STATED EXERCISE: Count the lines in the entries below that include the word "text". Give nothing but the number.

**********

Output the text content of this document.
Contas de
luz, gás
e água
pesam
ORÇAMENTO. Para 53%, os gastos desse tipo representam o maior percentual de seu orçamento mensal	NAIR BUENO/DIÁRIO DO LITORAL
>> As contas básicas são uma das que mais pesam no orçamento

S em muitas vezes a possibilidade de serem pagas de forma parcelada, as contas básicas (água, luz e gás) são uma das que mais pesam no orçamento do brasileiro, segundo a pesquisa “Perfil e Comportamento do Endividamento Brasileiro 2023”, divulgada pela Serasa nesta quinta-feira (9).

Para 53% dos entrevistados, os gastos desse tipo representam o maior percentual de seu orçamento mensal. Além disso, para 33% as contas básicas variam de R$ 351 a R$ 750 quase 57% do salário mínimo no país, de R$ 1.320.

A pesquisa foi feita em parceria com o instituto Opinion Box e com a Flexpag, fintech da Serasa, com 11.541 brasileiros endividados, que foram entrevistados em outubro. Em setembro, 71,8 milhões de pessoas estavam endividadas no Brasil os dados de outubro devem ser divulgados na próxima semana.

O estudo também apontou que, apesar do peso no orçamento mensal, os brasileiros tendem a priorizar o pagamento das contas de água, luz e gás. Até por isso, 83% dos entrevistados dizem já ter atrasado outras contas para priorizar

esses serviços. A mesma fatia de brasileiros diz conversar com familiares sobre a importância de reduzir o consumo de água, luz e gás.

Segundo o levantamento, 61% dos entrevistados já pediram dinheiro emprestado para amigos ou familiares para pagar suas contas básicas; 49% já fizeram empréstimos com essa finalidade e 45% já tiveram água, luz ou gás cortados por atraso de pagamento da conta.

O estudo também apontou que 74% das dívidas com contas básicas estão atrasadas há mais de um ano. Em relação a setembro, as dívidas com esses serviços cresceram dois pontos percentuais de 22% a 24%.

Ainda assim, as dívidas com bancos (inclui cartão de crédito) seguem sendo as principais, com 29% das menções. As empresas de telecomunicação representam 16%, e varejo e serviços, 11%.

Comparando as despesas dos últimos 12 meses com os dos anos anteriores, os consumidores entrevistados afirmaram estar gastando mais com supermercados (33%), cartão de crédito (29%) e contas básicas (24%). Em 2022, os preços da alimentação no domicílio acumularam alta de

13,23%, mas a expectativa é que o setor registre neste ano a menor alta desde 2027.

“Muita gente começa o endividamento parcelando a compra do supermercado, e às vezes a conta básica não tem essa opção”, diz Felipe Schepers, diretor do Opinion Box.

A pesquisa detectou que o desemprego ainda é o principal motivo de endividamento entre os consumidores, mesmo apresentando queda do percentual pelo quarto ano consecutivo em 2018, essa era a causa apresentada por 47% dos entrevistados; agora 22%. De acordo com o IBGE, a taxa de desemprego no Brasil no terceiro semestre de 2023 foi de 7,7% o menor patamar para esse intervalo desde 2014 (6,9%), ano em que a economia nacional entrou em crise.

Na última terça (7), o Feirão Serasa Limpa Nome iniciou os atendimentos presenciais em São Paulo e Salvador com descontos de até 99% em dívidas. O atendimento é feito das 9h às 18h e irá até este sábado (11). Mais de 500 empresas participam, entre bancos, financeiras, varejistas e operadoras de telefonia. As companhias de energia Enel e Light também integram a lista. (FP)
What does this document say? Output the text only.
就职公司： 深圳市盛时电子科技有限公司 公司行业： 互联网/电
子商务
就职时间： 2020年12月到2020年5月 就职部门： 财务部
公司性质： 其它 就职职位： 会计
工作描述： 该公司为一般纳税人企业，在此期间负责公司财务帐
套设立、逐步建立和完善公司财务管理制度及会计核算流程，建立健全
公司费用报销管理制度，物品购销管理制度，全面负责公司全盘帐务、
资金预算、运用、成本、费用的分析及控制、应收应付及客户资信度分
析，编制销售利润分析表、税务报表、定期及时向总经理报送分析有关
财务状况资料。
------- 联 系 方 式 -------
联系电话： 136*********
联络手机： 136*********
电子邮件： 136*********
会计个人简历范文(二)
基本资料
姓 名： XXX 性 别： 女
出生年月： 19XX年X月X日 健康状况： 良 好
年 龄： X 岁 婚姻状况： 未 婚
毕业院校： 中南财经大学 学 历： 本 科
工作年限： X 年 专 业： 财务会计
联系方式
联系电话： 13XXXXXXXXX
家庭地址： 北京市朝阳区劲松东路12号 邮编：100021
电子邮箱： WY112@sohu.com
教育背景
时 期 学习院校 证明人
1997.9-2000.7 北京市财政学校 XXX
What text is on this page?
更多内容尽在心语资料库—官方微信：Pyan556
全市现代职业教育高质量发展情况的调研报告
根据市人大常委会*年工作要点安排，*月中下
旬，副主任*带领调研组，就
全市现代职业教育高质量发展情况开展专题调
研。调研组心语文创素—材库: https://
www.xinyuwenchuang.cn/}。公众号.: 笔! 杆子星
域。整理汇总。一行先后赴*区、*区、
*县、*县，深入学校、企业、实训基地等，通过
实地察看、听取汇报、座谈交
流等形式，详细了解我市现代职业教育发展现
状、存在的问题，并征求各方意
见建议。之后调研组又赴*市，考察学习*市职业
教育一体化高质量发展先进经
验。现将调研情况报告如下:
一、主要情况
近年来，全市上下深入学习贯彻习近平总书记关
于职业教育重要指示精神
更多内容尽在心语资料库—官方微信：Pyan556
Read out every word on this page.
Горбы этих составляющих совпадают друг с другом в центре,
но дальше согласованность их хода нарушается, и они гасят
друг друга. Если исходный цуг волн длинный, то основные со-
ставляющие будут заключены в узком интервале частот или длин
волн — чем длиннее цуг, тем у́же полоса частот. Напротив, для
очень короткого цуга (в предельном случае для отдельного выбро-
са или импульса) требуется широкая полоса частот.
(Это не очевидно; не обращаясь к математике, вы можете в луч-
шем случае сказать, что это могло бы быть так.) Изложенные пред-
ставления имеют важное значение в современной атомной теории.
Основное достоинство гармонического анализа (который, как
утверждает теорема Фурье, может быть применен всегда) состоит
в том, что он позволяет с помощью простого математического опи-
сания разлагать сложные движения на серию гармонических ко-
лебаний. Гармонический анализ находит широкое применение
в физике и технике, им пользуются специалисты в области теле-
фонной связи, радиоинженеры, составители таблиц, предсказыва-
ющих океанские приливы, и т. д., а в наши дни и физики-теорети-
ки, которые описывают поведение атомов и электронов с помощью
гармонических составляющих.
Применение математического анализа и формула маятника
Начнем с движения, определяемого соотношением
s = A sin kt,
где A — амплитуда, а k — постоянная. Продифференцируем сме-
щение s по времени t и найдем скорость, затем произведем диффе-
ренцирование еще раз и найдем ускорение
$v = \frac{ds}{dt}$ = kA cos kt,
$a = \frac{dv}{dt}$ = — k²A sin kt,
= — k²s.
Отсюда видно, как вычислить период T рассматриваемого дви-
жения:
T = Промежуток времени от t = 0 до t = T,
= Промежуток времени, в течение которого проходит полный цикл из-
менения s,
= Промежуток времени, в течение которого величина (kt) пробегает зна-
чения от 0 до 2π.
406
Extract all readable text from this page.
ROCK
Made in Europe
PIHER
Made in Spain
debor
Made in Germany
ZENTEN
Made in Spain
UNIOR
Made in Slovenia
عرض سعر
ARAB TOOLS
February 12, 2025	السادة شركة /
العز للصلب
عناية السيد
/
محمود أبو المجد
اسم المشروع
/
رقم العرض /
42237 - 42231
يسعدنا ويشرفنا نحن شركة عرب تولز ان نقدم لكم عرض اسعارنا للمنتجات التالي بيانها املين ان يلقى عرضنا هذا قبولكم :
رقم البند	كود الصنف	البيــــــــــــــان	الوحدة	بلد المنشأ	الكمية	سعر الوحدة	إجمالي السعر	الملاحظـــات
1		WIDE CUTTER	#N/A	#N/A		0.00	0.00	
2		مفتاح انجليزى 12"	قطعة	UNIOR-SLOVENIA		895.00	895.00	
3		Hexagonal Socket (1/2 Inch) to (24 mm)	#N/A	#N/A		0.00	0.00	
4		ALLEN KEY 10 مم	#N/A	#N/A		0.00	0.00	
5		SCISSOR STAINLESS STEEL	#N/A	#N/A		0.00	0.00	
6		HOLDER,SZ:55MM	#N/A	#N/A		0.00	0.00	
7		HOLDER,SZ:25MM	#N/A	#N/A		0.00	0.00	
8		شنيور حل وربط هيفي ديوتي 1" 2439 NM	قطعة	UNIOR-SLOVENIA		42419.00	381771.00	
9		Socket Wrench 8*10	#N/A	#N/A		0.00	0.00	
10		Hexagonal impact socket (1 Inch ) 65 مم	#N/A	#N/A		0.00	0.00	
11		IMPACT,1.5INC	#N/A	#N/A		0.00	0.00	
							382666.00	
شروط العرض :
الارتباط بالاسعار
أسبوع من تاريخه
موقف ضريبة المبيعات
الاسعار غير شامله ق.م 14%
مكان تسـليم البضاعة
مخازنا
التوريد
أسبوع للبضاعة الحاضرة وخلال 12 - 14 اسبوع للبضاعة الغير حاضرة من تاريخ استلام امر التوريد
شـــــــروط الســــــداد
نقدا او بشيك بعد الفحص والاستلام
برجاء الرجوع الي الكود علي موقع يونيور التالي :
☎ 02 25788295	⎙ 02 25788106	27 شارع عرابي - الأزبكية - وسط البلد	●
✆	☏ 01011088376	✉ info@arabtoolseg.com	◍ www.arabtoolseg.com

**********

EXERCISE RESPONSE: 4